**Exercise directions**
From the entries below, tally how many lines contain "delges" and report only that figure.

**Records from a data collection**
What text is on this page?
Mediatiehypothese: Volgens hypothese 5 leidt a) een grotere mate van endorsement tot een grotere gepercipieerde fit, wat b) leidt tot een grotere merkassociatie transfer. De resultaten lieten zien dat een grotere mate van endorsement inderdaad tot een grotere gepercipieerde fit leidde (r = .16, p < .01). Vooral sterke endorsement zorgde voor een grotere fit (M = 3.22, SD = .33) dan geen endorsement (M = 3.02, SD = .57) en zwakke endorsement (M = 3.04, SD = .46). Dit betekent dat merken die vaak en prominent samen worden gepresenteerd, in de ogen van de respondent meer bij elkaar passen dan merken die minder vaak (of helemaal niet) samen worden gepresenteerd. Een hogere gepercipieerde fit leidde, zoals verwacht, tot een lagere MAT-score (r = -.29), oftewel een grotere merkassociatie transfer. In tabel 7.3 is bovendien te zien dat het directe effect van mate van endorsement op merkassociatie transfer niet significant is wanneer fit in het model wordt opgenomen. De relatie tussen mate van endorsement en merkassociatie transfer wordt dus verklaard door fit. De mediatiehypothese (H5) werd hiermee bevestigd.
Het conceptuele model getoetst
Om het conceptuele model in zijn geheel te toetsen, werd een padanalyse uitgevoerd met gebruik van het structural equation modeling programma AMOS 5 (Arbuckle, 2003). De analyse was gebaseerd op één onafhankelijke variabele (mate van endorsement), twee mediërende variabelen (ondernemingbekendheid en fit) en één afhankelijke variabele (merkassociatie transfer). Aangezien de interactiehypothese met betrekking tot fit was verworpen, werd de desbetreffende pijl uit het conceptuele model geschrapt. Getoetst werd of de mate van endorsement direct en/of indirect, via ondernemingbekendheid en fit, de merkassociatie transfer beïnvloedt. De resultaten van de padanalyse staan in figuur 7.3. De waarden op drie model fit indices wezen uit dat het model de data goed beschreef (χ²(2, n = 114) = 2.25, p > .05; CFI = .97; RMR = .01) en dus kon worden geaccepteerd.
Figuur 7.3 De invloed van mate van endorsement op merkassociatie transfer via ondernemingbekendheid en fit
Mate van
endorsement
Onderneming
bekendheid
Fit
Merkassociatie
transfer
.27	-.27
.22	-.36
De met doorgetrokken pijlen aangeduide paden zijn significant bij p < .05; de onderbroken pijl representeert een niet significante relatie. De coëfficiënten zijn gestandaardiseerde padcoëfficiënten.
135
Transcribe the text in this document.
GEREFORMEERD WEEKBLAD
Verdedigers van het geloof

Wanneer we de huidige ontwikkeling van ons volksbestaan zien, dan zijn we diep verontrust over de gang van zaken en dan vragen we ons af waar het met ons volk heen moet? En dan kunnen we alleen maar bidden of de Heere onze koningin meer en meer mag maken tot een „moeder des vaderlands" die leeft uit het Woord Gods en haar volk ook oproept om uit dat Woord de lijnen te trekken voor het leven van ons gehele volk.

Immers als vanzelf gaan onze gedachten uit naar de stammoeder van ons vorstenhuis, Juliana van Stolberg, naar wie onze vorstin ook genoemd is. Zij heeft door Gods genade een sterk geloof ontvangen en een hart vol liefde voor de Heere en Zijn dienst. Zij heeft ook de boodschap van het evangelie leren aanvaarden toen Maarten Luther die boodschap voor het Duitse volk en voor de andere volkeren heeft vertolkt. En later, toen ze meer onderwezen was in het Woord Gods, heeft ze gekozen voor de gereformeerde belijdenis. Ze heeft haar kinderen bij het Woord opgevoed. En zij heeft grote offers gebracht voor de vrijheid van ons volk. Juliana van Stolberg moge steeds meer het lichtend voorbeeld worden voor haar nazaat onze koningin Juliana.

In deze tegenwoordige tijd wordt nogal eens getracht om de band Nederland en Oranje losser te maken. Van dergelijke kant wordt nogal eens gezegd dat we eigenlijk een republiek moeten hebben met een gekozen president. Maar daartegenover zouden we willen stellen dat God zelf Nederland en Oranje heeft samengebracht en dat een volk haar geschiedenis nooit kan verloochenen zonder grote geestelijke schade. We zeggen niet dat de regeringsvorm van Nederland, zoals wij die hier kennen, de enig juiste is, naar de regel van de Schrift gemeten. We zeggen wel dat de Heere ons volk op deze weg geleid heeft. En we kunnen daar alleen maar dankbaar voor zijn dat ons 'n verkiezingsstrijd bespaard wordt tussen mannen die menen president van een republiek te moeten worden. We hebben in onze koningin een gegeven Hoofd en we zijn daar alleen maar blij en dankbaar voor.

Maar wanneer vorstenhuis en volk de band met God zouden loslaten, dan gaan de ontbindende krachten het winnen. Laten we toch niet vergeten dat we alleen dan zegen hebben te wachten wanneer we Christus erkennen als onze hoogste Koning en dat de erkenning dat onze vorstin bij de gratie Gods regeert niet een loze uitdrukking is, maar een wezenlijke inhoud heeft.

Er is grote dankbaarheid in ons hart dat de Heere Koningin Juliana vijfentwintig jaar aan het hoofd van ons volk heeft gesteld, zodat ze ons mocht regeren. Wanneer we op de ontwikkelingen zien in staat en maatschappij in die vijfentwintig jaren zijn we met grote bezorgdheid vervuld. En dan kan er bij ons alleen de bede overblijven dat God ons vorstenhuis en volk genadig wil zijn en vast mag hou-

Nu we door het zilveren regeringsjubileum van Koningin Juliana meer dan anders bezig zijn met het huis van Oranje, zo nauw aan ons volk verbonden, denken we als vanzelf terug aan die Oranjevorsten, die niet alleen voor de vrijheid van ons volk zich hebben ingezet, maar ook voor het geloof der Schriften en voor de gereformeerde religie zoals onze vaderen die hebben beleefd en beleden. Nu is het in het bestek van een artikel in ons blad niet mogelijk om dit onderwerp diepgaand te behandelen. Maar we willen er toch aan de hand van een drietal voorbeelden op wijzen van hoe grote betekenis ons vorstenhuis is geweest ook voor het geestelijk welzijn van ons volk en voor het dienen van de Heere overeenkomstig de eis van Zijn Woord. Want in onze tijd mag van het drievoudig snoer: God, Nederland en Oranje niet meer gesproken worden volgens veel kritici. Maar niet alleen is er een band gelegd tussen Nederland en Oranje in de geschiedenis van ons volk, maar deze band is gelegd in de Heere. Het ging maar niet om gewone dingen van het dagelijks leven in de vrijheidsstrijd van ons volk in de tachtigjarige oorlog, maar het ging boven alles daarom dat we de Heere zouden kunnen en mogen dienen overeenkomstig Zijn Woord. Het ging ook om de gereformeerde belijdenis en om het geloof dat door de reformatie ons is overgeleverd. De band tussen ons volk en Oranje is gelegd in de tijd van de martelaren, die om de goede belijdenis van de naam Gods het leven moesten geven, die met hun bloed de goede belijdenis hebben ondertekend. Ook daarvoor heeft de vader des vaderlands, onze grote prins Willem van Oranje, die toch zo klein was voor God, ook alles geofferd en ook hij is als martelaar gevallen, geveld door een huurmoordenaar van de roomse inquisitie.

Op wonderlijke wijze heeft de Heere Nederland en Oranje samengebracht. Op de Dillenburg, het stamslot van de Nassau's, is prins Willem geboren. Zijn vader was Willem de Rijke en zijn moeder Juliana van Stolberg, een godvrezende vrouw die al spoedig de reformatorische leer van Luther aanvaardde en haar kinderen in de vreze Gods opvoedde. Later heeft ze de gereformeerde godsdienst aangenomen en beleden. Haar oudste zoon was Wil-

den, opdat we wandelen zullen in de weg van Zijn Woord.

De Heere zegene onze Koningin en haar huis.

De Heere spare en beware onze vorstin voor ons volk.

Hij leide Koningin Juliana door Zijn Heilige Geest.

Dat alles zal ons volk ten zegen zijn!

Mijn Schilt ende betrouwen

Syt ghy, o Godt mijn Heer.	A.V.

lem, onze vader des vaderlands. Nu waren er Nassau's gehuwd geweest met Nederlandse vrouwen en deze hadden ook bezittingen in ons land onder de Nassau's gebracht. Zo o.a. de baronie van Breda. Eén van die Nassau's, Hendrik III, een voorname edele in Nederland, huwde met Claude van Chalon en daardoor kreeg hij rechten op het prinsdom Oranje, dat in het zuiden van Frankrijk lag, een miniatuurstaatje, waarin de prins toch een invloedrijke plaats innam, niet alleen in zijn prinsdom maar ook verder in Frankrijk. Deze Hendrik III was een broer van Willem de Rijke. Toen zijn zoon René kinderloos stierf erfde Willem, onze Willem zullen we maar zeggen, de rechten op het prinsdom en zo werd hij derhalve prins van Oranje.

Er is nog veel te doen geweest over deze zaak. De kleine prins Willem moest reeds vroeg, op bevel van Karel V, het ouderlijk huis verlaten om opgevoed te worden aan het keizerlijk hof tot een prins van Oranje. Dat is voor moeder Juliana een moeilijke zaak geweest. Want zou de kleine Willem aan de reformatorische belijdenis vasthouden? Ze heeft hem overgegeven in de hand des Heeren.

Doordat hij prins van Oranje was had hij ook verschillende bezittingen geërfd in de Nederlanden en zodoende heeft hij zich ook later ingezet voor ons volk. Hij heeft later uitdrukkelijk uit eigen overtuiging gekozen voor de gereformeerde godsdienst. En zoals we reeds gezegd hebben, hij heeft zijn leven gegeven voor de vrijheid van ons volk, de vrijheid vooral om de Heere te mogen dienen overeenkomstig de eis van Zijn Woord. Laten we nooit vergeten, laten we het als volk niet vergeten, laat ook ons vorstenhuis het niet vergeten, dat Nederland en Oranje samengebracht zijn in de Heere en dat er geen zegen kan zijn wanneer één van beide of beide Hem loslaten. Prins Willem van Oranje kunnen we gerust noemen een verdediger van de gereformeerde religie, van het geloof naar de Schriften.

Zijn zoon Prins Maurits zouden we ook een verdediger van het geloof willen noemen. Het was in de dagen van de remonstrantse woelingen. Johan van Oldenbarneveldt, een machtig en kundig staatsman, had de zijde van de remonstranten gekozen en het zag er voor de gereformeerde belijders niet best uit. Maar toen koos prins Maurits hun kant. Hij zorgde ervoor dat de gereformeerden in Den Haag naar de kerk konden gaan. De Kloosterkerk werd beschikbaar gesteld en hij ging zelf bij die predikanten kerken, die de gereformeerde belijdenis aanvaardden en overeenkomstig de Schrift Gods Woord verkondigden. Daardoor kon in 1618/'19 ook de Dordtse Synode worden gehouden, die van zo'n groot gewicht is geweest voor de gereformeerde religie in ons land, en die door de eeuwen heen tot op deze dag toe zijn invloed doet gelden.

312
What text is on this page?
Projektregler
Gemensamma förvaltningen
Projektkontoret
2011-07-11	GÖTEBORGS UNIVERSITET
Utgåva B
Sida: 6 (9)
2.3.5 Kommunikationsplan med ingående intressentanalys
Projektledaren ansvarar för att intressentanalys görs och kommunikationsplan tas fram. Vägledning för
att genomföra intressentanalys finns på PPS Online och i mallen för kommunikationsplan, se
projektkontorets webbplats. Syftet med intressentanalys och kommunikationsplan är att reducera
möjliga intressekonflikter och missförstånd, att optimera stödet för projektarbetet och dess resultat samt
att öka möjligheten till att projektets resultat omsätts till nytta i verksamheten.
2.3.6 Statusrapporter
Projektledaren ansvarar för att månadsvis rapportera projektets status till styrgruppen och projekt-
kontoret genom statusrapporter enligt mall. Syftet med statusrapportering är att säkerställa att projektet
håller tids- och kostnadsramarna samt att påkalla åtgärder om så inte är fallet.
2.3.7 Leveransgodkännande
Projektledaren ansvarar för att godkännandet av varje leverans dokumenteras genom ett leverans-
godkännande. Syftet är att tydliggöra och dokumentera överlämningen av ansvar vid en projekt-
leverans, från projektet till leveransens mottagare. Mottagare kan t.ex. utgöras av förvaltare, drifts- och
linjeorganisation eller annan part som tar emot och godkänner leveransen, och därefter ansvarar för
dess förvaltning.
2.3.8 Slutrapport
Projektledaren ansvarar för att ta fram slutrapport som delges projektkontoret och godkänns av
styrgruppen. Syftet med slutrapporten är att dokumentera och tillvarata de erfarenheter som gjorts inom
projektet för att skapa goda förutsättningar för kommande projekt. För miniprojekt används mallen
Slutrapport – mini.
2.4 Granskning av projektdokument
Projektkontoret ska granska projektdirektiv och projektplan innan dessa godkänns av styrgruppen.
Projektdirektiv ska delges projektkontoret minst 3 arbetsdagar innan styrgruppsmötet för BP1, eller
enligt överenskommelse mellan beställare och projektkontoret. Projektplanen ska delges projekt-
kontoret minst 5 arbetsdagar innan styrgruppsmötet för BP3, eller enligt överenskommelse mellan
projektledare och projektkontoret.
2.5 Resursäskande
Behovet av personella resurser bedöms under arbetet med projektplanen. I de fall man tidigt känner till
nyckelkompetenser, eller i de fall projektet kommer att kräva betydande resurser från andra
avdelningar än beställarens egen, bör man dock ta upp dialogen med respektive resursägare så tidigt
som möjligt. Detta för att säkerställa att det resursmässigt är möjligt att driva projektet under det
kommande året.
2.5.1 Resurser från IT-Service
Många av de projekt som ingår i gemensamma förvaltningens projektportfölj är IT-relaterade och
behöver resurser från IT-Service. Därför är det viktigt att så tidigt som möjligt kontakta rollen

**Exercise output**
3